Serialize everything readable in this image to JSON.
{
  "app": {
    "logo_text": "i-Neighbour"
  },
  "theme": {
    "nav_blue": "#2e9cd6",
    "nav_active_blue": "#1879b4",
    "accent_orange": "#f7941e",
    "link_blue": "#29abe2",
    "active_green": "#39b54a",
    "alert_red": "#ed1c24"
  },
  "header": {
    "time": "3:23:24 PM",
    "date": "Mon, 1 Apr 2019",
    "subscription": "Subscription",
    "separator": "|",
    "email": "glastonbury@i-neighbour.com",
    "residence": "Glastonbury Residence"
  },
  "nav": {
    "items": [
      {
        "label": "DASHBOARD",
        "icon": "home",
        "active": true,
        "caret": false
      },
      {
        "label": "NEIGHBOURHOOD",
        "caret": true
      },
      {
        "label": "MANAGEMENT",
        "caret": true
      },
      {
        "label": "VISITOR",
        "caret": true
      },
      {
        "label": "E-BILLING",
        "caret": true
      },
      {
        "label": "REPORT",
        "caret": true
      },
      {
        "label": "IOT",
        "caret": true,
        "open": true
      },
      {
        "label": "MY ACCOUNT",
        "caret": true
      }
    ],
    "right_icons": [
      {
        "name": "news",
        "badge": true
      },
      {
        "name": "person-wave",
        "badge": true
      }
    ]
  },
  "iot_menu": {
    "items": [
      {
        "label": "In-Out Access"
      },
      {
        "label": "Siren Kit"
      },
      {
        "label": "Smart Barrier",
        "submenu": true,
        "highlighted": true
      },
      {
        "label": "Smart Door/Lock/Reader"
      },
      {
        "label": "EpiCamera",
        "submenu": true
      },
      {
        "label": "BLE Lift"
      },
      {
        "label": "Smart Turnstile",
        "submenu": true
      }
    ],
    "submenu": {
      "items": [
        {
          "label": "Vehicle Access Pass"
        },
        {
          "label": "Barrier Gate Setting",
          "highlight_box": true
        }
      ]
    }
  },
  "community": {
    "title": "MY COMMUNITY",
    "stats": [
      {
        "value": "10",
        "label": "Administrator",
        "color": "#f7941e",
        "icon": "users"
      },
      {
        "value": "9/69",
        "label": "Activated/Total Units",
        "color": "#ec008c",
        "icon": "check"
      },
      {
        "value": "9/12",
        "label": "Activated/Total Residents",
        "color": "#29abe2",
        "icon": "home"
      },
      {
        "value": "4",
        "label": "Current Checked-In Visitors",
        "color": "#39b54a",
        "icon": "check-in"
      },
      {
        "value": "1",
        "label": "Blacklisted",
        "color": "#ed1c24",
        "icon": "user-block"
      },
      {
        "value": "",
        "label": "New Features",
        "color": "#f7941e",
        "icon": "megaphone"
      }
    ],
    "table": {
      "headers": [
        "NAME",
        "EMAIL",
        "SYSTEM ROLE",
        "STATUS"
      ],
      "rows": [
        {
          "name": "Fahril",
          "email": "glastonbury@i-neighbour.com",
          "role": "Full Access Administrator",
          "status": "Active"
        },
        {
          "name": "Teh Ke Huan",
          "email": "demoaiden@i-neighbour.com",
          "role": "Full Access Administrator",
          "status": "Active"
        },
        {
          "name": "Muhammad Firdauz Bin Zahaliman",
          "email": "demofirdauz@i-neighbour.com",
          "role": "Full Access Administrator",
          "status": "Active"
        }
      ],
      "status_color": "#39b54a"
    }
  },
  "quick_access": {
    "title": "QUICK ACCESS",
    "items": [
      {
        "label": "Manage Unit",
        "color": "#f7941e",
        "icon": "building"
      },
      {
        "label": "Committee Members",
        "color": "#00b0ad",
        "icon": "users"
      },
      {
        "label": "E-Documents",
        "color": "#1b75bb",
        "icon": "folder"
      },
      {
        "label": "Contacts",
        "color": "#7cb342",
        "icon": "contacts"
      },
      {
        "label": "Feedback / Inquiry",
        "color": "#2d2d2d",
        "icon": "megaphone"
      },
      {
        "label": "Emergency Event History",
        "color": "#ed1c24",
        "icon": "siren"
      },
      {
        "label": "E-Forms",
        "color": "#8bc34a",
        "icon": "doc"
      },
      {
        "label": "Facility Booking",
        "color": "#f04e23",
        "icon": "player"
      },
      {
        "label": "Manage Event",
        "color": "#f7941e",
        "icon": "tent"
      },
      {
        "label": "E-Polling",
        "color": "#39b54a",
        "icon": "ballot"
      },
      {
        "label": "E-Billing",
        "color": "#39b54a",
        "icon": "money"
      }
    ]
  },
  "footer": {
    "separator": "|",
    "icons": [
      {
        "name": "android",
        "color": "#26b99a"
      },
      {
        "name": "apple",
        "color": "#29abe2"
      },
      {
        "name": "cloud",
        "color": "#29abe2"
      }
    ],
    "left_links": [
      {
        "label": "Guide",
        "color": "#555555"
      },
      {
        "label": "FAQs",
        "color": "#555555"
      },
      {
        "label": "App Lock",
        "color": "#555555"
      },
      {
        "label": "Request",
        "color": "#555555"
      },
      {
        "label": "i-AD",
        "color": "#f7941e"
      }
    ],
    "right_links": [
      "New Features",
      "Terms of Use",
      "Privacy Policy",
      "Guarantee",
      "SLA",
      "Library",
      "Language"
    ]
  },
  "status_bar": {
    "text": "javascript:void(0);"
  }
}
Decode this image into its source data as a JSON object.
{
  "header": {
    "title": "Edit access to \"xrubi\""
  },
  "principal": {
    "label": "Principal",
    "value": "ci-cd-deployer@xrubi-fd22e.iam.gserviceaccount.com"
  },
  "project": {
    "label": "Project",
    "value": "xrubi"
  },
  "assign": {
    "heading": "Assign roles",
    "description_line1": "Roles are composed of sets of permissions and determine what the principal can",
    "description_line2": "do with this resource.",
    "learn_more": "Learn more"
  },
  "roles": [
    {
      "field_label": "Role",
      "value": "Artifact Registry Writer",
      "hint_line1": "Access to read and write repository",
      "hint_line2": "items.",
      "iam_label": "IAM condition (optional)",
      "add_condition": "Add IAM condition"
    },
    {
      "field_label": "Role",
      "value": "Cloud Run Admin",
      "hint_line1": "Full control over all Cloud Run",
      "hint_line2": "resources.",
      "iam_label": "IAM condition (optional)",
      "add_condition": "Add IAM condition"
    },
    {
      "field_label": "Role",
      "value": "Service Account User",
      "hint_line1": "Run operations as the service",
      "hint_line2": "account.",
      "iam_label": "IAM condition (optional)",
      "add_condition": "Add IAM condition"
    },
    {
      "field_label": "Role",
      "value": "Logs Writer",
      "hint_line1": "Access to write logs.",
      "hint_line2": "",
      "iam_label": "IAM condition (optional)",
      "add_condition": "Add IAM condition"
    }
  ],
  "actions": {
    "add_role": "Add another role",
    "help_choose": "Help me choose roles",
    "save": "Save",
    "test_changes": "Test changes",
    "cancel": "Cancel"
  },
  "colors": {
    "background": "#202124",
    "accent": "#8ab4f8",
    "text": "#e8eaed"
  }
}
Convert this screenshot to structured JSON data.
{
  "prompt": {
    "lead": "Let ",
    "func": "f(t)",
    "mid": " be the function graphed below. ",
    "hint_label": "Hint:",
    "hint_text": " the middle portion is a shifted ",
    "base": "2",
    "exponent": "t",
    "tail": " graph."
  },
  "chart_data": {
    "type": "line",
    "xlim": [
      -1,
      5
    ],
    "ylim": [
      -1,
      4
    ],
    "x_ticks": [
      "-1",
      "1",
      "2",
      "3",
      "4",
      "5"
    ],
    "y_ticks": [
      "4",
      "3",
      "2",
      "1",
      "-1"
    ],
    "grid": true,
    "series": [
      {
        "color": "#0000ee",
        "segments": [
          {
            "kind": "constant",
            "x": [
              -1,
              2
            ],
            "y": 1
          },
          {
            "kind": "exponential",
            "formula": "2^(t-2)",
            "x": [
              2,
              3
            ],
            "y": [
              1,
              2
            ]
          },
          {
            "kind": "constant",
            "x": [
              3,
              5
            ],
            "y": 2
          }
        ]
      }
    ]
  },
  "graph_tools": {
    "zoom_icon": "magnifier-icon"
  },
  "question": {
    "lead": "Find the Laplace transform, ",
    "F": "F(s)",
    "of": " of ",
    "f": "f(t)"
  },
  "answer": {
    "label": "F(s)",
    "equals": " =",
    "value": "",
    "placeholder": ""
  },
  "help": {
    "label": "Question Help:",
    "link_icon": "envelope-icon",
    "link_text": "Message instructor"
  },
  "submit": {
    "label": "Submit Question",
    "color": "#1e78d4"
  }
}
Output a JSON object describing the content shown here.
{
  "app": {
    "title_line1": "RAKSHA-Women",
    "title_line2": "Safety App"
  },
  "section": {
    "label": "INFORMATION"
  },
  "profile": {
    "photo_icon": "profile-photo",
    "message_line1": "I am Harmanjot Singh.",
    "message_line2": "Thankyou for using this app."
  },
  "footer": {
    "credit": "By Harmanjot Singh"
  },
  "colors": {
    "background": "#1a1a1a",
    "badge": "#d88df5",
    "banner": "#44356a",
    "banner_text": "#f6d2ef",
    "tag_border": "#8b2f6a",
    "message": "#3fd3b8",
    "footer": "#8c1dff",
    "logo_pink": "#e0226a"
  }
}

---------------

TO DO - Go through the material above and count the lines that include "image". Give the number alone.

COMPLETED EXERCISE - 2